== Excerpted data ==

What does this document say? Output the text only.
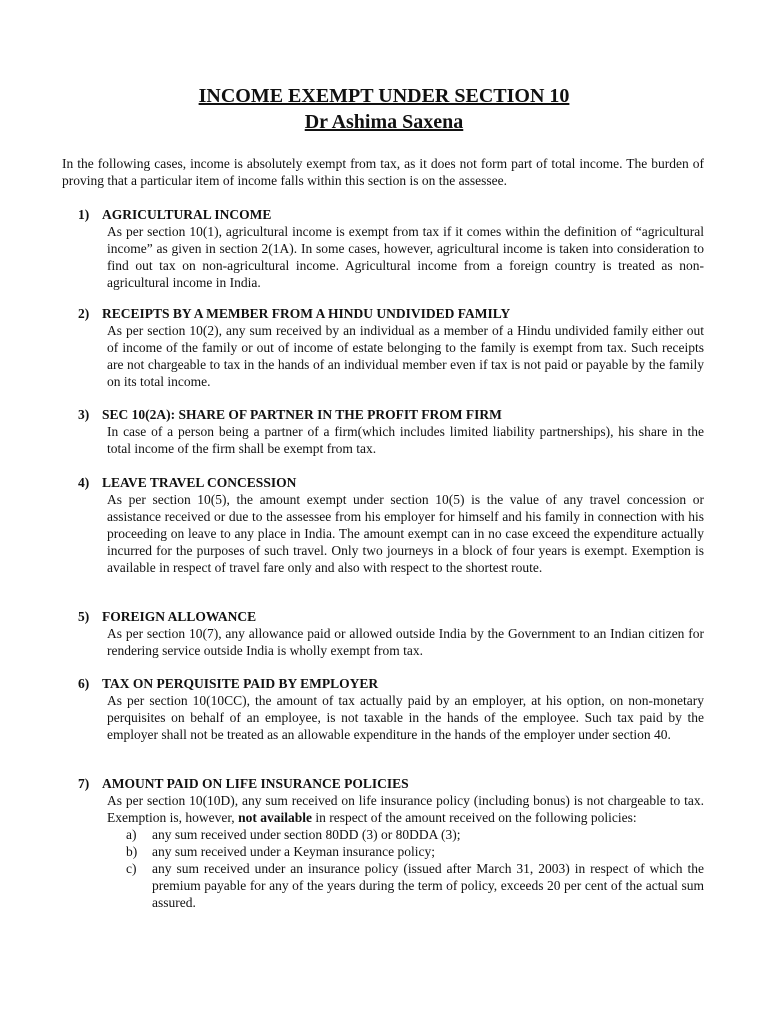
INCOME EXEMPT UNDER SECTION 10
Dr Ashima Saxena

In the following cases, income is absolutely exempt from tax, as it does not form part of total income. The burden of proving that a particular item of income falls within this section is on the assessee.

1) AGRICULTURAL INCOME

As per section 10(1), agricultural income is exempt from tax if it comes within the definition of “agricultural income” as given in section 2(1A). In some cases, however, agricultural income is taken into consideration to find out tax on non-agricultural income. Agricultural income from a foreign country is treated as non-agricultural income in India.

2) RECEIPTS BY A MEMBER FROM A HINDU UNDIVIDED FAMILY

As per section 10(2), any sum received by an individual as a member of a Hindu undivided family either out of income of the family or out of income of estate belonging to the family is exempt from tax. Such receipts are not chargeable to tax in the hands of an individual member even if tax is not paid or payable by the family on its total income.

3) SEC 10(2A): SHARE OF PARTNER IN THE PROFIT FROM FIRM

In case of a person being a partner of a firm(which includes limited liability partnerships), his share in the total income of the firm shall be exempt from tax.

4) LEAVE TRAVEL CONCESSION

As per section 10(5), the amount exempt under section 10(5) is the value of any travel concession or assistance received or due to the assessee from his employer for himself and his family in connection with his proceeding on leave to any place in India. The amount exempt can in no case exceed the expenditure actually incurred for the purposes of such travel. Only two journeys in a block of four years is exempt. Exemption is available in respect of travel fare only and also with respect to the shortest route.

5) FOREIGN ALLOWANCE

As per section 10(7), any allowance paid or allowed outside India by the Government to an Indian citizen for rendering service outside India is wholly exempt from tax.

6) TAX ON PERQUISITE PAID BY EMPLOYER

As per section 10(10CC), the amount of tax actually paid by an employer, at his option, on non-monetary perquisites on behalf of an employee, is not taxable in the hands of the employee. Such tax paid by the employer shall not be treated as an allowable expenditure in the hands of the employer under section 40.

7) AMOUNT PAID ON LIFE INSURANCE POLICIES

As per section 10(10D), any sum received on life insurance policy (including bonus) is not chargeable to tax. Exemption is, however, not available in respect of the amount received on the following policies:

a)	any sum received under section 80DD (3) or 80DDA (3);
b)	any sum received under a Keyman insurance policy;
c)	any sum received under an insurance policy (issued after March 31, 2003) in respect of which the premium payable for any of the years during the term of policy, exceeds 20 per cent of the actual sum assured.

===

- _Stated problem_:
Scan the lines above for "available", then copy every one that has it.

- _Written reply_:
As per section 10(5), the amount exempt under section 10(5) is the value of any travel concession or assistance received or due to the assessee from his employer for himself and his family in connection with his proceeding on leave to any place in India. The amount exempt can in no case exceed the expenditure actually incurred for the purposes of such travel. Only two journeys in a block of four years is exempt. Exemption is available in respect of travel fare only and also with respect to the shortest route.
As per section 10(10D), any sum received on life insurance policy (including bonus) is not chargeable to tax. Exemption is, however, not available in respect of the amount received on the following policies:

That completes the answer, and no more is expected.